__What the task requires__.
Work through the data below and give the number of lines holding "accent", nothing more.

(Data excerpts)
______

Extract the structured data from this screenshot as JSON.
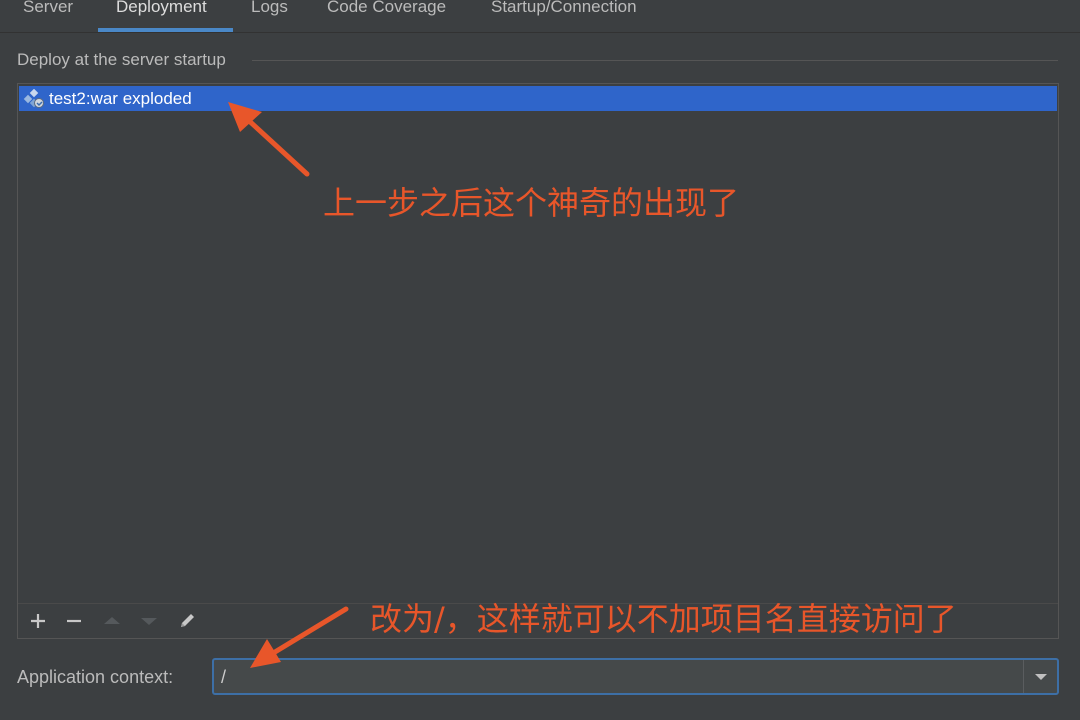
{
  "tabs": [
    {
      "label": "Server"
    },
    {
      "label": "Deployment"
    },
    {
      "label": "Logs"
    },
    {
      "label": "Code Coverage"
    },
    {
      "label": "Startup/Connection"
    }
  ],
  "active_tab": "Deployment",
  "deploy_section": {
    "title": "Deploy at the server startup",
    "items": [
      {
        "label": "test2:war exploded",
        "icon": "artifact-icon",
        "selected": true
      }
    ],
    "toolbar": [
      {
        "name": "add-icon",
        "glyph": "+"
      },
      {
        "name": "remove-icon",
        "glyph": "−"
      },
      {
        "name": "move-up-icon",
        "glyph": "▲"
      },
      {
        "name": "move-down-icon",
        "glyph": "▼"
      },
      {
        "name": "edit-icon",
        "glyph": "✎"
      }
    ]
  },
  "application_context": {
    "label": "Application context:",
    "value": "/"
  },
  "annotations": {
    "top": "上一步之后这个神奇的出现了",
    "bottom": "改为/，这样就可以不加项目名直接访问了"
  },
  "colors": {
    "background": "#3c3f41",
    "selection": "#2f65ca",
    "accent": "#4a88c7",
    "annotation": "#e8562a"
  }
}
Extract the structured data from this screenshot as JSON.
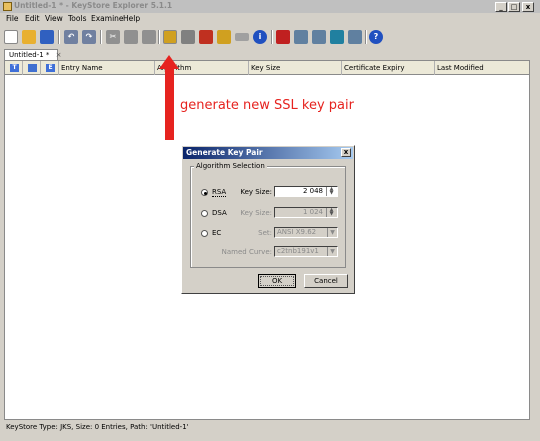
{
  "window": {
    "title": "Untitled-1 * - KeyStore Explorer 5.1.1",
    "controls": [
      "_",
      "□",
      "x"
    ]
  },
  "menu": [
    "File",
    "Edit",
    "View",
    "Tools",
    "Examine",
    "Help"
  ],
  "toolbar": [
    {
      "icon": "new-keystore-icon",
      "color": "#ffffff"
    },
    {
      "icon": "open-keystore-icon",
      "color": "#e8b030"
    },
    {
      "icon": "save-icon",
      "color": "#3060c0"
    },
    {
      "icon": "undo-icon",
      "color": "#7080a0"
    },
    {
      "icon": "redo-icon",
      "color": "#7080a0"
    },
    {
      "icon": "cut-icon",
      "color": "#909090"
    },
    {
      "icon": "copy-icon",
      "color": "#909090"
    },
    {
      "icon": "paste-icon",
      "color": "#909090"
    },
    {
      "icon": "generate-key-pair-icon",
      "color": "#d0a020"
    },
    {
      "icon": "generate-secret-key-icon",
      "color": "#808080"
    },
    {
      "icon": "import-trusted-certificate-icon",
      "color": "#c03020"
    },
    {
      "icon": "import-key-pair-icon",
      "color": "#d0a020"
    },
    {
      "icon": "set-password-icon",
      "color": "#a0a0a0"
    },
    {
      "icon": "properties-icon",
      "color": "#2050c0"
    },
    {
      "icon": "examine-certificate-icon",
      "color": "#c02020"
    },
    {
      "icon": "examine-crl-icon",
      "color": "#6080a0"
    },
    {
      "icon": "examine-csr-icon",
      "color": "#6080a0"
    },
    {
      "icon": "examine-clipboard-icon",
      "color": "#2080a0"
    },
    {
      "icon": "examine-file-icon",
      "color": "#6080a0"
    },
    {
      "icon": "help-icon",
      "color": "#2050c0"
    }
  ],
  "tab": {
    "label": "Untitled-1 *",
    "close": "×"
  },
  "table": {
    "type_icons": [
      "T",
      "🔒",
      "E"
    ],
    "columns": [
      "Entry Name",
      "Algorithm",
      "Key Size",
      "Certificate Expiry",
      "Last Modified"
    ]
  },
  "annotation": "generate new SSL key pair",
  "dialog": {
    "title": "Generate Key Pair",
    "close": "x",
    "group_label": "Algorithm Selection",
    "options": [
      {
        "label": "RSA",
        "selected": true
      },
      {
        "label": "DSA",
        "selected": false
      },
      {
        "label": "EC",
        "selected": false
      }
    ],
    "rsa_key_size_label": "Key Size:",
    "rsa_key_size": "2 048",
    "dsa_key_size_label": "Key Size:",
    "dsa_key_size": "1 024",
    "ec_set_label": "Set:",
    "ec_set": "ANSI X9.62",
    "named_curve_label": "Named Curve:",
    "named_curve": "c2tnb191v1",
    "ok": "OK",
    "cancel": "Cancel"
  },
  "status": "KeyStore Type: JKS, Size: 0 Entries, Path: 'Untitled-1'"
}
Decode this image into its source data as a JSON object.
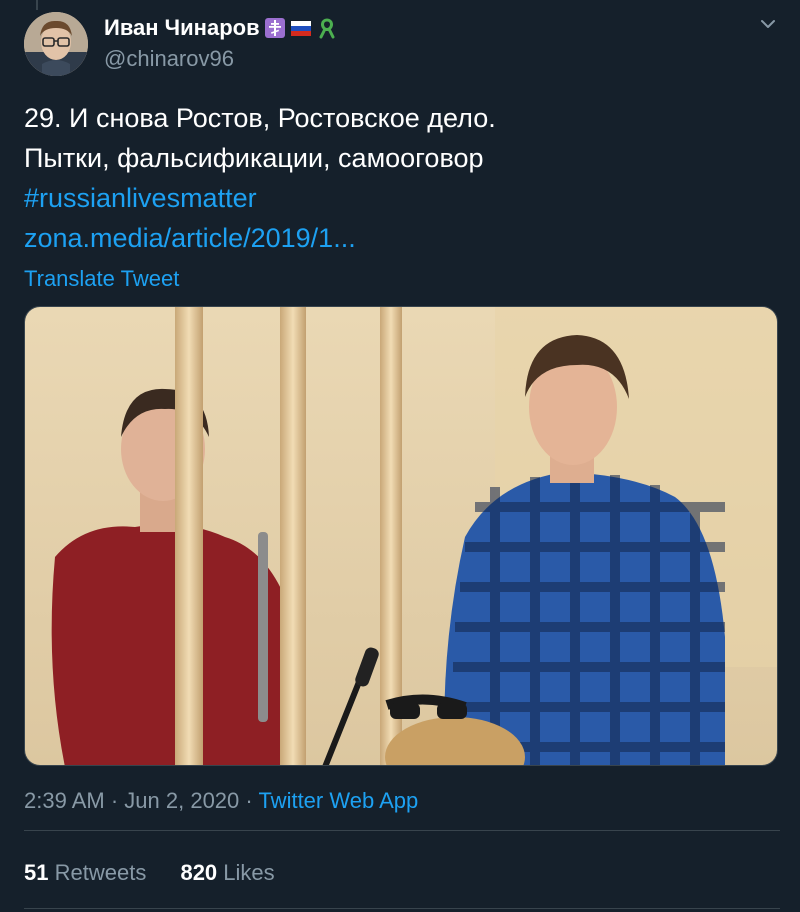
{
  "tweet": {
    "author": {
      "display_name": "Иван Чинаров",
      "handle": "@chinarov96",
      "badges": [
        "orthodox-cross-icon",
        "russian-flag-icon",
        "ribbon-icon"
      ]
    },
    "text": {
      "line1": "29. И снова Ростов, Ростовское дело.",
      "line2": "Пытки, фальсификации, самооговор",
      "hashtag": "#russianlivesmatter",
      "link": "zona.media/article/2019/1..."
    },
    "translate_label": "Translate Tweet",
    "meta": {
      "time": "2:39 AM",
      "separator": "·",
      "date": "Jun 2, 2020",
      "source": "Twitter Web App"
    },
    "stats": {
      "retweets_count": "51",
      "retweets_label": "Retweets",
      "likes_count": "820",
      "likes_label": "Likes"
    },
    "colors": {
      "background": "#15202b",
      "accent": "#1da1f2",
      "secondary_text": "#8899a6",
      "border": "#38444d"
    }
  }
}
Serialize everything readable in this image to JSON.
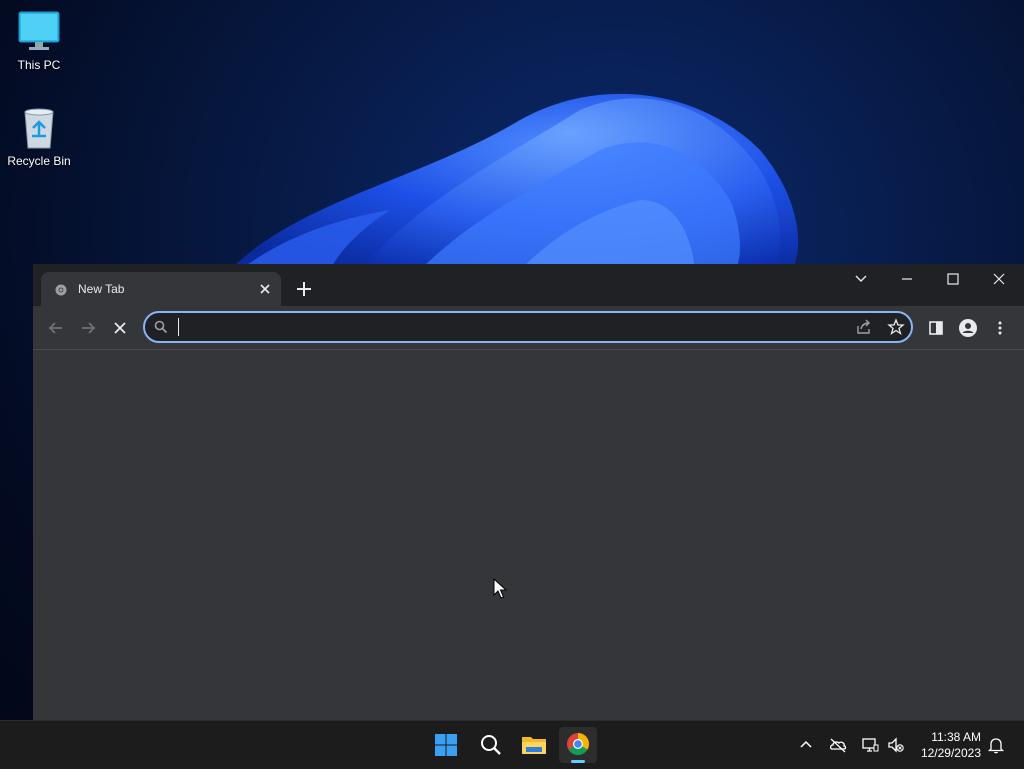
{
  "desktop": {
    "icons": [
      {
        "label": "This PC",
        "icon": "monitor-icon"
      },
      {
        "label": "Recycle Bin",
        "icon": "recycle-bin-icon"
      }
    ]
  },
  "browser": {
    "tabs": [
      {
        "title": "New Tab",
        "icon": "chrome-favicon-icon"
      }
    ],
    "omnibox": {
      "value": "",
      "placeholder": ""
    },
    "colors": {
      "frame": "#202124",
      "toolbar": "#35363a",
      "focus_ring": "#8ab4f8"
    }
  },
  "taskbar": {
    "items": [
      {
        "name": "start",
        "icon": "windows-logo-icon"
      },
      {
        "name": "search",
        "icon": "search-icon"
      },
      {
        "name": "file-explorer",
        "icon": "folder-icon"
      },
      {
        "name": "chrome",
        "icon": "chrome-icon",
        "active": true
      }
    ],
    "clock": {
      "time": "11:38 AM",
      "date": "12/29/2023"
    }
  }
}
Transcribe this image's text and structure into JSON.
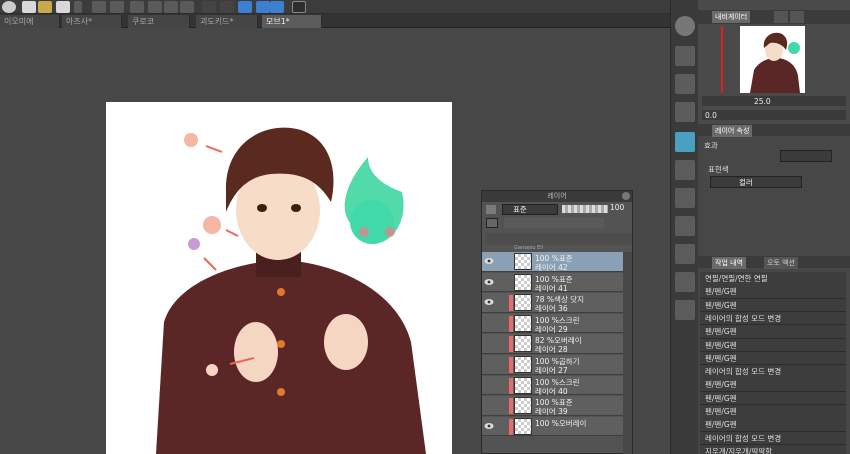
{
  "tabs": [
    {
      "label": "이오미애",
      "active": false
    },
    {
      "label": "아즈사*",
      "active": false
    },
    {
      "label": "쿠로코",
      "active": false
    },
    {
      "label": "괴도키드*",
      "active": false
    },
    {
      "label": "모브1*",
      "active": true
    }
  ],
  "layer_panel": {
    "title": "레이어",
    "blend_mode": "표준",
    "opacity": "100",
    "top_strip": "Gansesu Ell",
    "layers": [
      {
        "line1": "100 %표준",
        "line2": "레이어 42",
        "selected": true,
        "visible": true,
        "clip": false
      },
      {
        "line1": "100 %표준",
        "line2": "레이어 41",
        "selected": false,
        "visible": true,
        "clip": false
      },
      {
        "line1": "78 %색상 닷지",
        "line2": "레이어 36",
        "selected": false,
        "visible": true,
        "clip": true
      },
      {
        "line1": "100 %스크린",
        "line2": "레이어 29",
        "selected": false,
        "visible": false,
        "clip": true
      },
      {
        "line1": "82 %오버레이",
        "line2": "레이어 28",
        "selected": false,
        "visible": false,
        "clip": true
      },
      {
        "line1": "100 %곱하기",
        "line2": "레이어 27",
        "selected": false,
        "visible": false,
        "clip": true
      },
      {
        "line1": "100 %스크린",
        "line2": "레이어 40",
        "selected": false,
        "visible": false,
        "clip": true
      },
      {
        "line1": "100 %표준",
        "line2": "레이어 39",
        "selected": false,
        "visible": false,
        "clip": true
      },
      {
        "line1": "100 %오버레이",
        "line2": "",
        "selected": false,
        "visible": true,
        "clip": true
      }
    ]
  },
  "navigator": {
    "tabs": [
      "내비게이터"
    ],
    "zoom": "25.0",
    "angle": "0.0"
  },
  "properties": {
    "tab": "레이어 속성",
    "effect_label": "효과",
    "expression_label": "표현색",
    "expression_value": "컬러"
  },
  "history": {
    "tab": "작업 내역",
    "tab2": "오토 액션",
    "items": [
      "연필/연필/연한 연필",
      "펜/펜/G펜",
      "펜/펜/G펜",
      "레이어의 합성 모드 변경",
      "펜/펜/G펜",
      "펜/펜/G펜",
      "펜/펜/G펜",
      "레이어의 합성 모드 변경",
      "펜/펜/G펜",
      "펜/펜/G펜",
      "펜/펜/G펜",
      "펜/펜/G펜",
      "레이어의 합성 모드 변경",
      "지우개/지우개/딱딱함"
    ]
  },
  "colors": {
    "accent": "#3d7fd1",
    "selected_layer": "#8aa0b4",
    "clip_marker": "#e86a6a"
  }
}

______

__Response to this task__.
3